Rewrite the rows from the first one through the line containing "392, 1152, 416]", changing "bond-line" to "bond-segment" and leaving everything else as it is.

-- BEGIN --

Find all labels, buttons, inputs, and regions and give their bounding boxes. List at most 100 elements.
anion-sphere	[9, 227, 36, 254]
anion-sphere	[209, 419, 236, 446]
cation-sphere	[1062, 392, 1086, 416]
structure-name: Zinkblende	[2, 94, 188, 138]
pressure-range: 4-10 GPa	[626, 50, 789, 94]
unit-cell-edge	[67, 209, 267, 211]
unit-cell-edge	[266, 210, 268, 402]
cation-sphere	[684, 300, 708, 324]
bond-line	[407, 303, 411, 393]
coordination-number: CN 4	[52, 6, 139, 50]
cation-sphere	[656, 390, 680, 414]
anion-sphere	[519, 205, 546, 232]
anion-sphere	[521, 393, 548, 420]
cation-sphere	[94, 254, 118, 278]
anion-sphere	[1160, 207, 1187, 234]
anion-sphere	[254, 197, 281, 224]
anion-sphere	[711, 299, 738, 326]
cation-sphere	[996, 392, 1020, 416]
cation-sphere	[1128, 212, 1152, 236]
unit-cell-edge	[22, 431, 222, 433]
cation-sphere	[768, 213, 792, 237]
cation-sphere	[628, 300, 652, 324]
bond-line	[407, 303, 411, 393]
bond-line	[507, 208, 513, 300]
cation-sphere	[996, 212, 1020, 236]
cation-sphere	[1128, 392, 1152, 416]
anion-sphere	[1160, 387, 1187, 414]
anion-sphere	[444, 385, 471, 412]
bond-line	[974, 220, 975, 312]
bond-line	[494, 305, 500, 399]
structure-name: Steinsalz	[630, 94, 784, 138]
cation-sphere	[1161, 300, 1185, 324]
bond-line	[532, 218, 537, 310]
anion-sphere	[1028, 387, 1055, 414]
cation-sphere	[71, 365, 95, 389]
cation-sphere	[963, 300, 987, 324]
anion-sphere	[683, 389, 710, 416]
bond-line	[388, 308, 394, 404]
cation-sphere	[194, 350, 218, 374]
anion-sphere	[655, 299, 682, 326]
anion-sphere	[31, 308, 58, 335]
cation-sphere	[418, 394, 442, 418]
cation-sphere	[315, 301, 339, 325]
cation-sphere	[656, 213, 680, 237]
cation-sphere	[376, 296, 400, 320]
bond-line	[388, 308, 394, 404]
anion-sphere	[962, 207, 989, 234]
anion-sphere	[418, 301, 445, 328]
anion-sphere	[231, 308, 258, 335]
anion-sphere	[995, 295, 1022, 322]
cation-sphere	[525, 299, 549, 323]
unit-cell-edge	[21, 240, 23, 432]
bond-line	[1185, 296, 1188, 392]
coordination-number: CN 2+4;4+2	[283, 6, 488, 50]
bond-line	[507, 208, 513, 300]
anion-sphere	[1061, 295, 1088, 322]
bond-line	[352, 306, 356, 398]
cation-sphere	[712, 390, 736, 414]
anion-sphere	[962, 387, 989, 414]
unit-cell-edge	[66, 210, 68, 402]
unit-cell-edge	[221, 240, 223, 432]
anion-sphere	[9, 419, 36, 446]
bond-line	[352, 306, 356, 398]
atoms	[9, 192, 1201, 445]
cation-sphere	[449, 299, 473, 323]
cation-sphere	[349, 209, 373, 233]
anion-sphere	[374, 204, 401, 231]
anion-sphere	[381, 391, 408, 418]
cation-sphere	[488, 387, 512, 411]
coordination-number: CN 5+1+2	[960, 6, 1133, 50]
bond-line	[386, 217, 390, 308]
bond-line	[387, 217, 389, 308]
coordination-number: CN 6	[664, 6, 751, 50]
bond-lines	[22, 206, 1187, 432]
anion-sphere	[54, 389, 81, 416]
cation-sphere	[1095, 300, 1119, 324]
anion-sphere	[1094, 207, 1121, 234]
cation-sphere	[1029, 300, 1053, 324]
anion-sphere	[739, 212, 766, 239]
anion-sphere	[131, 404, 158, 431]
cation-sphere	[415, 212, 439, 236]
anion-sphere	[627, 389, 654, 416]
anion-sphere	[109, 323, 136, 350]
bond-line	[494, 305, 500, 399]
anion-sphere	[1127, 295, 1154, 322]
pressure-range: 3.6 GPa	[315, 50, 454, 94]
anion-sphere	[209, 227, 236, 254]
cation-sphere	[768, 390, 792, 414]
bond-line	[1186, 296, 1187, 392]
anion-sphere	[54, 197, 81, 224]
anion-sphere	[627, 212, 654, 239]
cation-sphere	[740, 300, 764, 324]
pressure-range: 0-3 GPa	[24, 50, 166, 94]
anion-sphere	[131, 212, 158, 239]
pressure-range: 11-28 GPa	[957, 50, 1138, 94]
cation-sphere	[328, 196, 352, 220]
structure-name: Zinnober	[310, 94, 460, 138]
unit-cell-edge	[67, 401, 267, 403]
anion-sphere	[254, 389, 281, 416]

-- END --

# Answer to the task
Find all labels, buttons, inputs, and regions and give their bounding boxes. List at most 100 elements.
anion-sphere	[9, 227, 36, 254]
anion-sphere	[209, 419, 236, 446]
cation-sphere	[1062, 392, 1086, 416]
structure-name: Zinkblende	[2, 94, 188, 138]
pressure-range: 4-10 GPa	[626, 50, 789, 94]
unit-cell-edge	[67, 209, 267, 211]
unit-cell-edge	[266, 210, 268, 402]
cation-sphere	[684, 300, 708, 324]
bond-segment	[407, 303, 411, 393]
coordination-number: CN 4	[52, 6, 139, 50]
cation-sphere	[656, 390, 680, 414]
anion-sphere	[519, 205, 546, 232]
anion-sphere	[521, 393, 548, 420]
cation-sphere	[94, 254, 118, 278]
anion-sphere	[1160, 207, 1187, 234]
anion-sphere	[254, 197, 281, 224]
anion-sphere	[711, 299, 738, 326]
cation-sphere	[996, 392, 1020, 416]
cation-sphere	[1128, 212, 1152, 236]
unit-cell-edge	[22, 431, 222, 433]
cation-sphere	[768, 213, 792, 237]
cation-sphere	[628, 300, 652, 324]
bond-segment	[407, 303, 411, 393]
bond-segment	[507, 208, 513, 300]
cation-sphere	[996, 212, 1020, 236]
cation-sphere	[1128, 392, 1152, 416]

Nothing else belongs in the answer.